## Direction:
Copy every line of the data in which the word "dSTEC" occurs.

--

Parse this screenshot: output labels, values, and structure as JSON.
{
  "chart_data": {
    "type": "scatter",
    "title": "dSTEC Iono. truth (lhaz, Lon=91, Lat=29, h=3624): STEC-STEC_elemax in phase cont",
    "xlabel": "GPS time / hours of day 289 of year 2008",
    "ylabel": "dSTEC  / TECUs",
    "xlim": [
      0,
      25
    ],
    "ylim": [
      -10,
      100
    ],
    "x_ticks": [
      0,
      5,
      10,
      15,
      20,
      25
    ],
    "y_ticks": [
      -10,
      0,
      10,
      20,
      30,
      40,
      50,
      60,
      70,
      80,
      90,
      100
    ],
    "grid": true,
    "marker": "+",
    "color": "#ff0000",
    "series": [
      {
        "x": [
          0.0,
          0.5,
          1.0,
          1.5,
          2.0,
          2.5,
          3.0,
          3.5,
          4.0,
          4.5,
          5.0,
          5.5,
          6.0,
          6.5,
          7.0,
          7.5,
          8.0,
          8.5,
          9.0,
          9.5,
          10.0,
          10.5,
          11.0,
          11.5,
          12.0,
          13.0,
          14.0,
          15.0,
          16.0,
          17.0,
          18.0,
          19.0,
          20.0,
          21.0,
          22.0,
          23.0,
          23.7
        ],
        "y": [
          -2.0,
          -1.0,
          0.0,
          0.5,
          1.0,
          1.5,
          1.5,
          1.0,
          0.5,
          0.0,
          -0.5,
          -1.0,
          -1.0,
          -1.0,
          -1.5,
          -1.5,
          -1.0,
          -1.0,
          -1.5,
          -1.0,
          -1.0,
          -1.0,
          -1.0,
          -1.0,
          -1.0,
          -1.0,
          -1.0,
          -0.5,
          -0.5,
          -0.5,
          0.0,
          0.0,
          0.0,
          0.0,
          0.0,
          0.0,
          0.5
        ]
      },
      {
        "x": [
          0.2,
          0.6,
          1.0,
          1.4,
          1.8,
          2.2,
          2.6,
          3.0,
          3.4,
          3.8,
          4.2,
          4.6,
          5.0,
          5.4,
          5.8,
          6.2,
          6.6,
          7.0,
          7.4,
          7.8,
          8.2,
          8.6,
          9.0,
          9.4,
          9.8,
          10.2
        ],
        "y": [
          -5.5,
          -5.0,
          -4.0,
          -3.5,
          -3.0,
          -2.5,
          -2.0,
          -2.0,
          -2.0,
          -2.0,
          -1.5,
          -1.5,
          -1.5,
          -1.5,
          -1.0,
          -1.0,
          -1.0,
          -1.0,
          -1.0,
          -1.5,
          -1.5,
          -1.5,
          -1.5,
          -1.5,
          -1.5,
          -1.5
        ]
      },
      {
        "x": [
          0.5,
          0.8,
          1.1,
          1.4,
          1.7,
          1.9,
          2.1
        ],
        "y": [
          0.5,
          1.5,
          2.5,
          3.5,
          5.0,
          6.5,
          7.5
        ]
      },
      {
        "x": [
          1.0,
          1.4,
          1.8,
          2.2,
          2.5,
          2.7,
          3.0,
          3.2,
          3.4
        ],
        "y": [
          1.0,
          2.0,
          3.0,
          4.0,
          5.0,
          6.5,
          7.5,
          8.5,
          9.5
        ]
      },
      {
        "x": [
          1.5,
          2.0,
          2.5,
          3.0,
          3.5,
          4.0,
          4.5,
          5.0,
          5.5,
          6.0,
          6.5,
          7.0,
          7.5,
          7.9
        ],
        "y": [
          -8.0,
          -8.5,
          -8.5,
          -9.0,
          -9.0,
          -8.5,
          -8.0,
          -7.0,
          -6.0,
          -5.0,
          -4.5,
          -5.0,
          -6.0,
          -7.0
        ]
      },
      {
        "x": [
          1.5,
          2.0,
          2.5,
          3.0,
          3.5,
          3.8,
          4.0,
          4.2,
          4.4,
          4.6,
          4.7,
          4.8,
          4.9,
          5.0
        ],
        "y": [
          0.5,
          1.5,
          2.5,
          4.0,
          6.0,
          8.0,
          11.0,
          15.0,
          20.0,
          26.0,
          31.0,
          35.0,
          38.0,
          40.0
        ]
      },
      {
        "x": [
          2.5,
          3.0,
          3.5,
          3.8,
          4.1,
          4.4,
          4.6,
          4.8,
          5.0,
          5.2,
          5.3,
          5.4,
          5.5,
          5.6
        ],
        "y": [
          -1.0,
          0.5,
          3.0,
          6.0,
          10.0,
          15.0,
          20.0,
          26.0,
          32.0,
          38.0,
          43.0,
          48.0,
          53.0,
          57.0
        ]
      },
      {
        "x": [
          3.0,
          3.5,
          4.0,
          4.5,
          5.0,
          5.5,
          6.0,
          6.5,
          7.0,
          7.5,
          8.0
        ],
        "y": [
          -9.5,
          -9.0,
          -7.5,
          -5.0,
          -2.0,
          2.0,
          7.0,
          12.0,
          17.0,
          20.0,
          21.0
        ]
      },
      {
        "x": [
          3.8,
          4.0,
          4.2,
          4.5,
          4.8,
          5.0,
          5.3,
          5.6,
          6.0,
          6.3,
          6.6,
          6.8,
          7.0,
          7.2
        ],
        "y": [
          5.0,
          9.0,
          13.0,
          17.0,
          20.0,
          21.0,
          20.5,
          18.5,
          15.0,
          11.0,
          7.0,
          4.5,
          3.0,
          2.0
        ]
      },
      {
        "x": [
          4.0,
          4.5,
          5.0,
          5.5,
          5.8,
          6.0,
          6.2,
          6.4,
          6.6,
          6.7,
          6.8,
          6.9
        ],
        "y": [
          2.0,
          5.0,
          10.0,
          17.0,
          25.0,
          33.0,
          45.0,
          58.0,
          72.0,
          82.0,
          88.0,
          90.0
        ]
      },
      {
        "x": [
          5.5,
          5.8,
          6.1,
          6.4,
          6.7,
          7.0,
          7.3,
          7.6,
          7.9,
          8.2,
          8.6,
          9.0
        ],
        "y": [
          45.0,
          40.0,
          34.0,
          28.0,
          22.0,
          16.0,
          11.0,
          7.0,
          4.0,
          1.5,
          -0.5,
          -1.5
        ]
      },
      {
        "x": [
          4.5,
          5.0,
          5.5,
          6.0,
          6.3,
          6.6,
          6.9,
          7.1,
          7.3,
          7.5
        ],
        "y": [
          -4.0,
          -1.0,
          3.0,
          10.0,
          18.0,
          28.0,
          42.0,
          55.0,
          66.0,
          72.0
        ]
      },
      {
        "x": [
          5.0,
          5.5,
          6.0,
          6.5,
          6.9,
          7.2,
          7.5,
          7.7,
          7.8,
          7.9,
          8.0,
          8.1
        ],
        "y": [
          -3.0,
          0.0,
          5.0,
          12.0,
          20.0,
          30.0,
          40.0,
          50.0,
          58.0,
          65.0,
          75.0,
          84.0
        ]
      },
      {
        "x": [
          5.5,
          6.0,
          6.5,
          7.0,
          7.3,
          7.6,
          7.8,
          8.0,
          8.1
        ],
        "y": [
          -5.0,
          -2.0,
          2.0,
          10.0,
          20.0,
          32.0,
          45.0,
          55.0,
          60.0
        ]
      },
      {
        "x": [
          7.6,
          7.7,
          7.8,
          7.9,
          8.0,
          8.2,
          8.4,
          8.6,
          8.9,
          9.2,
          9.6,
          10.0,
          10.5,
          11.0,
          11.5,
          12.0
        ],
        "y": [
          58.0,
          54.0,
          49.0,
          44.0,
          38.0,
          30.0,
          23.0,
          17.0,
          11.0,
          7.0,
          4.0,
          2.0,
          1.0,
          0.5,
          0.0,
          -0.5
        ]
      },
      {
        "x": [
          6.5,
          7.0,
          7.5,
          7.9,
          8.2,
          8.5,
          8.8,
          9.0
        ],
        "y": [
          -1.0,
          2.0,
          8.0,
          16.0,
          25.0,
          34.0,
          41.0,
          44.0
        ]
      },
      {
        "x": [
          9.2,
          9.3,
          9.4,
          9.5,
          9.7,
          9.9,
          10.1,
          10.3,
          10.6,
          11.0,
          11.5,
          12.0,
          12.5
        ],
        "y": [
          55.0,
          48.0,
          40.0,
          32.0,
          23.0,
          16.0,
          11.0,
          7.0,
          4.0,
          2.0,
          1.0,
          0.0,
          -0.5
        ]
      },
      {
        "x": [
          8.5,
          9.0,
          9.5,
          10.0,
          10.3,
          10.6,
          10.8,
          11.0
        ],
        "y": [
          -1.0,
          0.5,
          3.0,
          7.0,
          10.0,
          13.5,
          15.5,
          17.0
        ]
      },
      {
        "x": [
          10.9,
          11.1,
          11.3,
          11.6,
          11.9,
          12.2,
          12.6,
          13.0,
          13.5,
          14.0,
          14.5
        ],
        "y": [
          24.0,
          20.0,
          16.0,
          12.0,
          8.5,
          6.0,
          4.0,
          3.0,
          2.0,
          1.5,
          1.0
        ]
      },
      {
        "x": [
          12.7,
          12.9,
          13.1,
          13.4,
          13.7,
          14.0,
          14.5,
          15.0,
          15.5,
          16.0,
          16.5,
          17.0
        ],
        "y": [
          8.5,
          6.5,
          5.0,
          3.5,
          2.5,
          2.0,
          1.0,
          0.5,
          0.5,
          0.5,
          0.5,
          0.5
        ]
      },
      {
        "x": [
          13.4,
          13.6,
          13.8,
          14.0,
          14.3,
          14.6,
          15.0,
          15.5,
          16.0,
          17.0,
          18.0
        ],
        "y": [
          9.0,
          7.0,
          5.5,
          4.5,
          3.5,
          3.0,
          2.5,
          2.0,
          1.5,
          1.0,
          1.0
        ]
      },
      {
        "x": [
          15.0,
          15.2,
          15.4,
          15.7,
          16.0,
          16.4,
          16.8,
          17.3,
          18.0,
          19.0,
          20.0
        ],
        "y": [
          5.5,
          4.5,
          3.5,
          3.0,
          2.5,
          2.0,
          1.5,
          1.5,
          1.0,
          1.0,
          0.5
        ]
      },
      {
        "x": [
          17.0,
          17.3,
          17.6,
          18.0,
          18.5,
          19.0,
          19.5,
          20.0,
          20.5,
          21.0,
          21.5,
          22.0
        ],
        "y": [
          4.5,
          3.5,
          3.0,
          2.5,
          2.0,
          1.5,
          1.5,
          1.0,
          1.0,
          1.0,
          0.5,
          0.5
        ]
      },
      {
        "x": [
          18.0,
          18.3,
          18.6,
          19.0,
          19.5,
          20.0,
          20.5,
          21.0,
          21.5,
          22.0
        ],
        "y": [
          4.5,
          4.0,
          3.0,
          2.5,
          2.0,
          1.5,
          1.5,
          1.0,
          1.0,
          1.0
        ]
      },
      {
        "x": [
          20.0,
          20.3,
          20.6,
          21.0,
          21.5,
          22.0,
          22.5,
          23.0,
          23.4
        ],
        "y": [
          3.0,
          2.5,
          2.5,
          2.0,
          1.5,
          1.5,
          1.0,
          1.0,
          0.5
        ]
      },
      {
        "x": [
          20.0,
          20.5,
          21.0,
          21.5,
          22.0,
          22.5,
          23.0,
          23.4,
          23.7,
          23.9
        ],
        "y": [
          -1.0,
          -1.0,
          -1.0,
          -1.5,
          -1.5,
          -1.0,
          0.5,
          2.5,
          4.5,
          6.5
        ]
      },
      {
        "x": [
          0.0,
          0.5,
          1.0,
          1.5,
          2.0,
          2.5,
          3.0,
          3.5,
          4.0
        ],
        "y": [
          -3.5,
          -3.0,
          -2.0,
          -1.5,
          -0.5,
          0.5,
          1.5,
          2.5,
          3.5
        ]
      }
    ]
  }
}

--

## Task solution:
    "title": "dSTEC Iono. truth (lhaz, Lon=91, Lat=29, h=3624): STEC-STEC_elemax in phase cont",
    "ylabel": "dSTEC  / TECUs",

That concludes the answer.